Task to carry out: Repeat the whole of the data, keeping every detail the same.

Data shown:
=======

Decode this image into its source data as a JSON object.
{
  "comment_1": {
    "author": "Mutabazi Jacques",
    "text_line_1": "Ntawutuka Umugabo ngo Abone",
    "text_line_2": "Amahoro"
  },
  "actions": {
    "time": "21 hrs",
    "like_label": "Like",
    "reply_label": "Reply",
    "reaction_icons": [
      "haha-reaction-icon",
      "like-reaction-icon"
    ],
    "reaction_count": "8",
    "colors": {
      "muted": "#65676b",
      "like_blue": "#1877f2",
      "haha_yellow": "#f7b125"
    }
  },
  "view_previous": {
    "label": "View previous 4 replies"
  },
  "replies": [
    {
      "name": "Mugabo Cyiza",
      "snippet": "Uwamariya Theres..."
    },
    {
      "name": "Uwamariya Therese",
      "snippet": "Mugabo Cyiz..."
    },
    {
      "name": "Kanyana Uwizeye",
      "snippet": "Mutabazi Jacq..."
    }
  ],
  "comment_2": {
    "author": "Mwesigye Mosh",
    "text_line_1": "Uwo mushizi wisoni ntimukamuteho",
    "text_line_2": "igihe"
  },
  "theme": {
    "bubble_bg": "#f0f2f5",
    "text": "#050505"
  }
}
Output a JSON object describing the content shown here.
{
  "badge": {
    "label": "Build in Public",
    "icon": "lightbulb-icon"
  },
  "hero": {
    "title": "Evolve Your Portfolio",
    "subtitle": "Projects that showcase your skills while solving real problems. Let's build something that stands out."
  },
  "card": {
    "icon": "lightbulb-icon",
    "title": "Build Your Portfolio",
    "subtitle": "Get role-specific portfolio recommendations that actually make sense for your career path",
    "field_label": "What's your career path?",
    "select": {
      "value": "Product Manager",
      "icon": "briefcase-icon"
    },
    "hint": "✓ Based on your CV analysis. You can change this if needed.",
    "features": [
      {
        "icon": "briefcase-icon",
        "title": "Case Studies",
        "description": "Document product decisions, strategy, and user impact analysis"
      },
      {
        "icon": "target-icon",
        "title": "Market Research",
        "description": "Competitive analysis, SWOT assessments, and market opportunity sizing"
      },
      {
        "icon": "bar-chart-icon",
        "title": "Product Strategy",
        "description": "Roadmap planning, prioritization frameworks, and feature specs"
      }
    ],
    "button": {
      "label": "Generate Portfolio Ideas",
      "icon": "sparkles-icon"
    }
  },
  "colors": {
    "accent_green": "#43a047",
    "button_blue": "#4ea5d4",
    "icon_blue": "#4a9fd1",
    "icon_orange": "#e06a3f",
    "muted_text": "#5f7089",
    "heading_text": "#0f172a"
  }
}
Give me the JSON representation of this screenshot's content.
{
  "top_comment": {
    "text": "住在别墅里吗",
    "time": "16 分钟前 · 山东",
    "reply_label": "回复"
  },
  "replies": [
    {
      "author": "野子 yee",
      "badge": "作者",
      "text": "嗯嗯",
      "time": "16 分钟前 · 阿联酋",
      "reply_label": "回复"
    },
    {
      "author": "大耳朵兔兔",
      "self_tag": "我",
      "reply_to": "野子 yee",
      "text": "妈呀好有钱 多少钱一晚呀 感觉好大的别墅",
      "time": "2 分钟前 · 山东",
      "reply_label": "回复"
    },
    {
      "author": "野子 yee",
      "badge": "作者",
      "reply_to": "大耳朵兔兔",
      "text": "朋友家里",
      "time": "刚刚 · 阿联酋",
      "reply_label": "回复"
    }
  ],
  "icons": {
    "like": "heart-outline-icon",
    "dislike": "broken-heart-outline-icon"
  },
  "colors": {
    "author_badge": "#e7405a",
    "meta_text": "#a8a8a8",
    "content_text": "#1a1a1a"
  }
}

=======

Written solution:
Decode this image into its source data as a JSON object.
{
  "comment_1": {
    "author": "Mutabazi Jacques",
    "text_line_1": "Ntawutuka Umugabo ngo Abone",
    "text_line_2": "Amahoro"
  },
  "actions": {
    "time": "21 hrs",
    "like_label": "Like",
    "reply_label": "Reply",
    "reaction_icons": [
      "haha-reaction-icon",
      "like-reaction-icon"
    ],
    "reaction_count": "8",
    "colors": {
      "muted": "#65676b",
      "like_blue": "#1877f2",
      "haha_yellow": "#f7b125"
    }
  },
  "view_previous": {
    "label": "View previous 4 replies"
  },
  "replies": [
    {
      "name": "Mugabo Cyiza",
      "snippet": "Uwamariya Theres..."
    },
    {
      "name": "Uwamariya Therese",
      "snippet": "Mugabo Cyiz..."
    },
    {
      "name": "Kanyana Uwizeye",
      "snippet": "Mutabazi Jacq..."
    }
  ],
  "comment_2": {
    "author": "Mwesigye Mosh",
    "text_line_1": "Uwo mushizi wisoni ntimukamuteho",
    "text_line_2": "igihe"
  },
  "theme": {
    "bubble_bg": "#f0f2f5",
    "text": "#050505"
  }
}
Output a JSON object describing the content shown here.
{
  "badge": {
    "label": "Build in Public",
    "icon": "lightbulb-icon"
  },
  "hero": {
    "title": "Evolve Your Portfolio",
    "subtitle": "Projects that showcase your skills while solving real problems. Let's build something that stands out."
  },
  "card": {
    "icon": "lightbulb-icon",
    "title": "Build Your Portfolio",
    "subtitle": "Get role-specific portfolio recommendations that actually make sense for your career path",
    "field_label": "What's your career path?",
    "select": {
      "value": "Product Manager",
      "icon": "briefcase-icon"
    },
    "hint": "✓ Based on your CV analysis. You can change this if needed.",
    "features": [
      {
        "icon": "briefcase-icon",
        "title": "Case Studies",
        "description": "Document product decisions, strategy, and user impact analysis"
      },
      {
        "icon": "target-icon",
        "title": "Market Research",
        "description": "Competitive analysis, SWOT assessments, and market opportunity sizing"
      },
      {
        "icon": "bar-chart-icon",
        "title": "Product Strategy",
        "description": "Roadmap planning, prioritization frameworks, and feature specs"
      }
    ],
    "button": {
      "label": "Generate Portfolio Ideas",
      "icon": "sparkles-icon"
    }
  },
  "colors": {
    "accent_green": "#43a047",
    "button_blue": "#4ea5d4",
    "icon_blue": "#4a9fd1",
    "icon_orange": "#e06a3f",
    "muted_text": "#5f7089",
    "heading_text": "#0f172a"
  }
}
Give me the JSON representation of this screenshot's content.
{
  "top_comment": {
    "text": "住在别墅里吗",
    "time": "16 分钟前 · 山东",
    "reply_label": "回复"
  },
  "replies": [
    {
      "author": "野子 yee",
      "badge": "作者",
      "text": "嗯嗯",
      "time": "16 分钟前 · 阿联酋",
      "reply_label": "回复"
    },
    {
      "author": "大耳朵兔兔",
      "self_tag": "我",
      "reply_to": "野子 yee",
      "text": "妈呀好有钱 多少钱一晚呀 感觉好大的别墅",
      "time": "2 分钟前 · 山东",
      "reply_label": "回复"
    },
    {
      "author": "野子 yee",
      "badge": "作者",
      "reply_to": "大耳朵兔兔",
      "text": "朋友家里",
      "time": "刚刚 · 阿联酋",
      "reply_label": "回复"
    }
  ],
  "icons": {
    "like": "heart-outline-icon",
    "dislike": "broken-heart-outline-icon"
  },
  "colors": {
    "author_badge": "#e7405a",
    "meta_text": "#a8a8a8",
    "content_text": "#1a1a1a"
  }
}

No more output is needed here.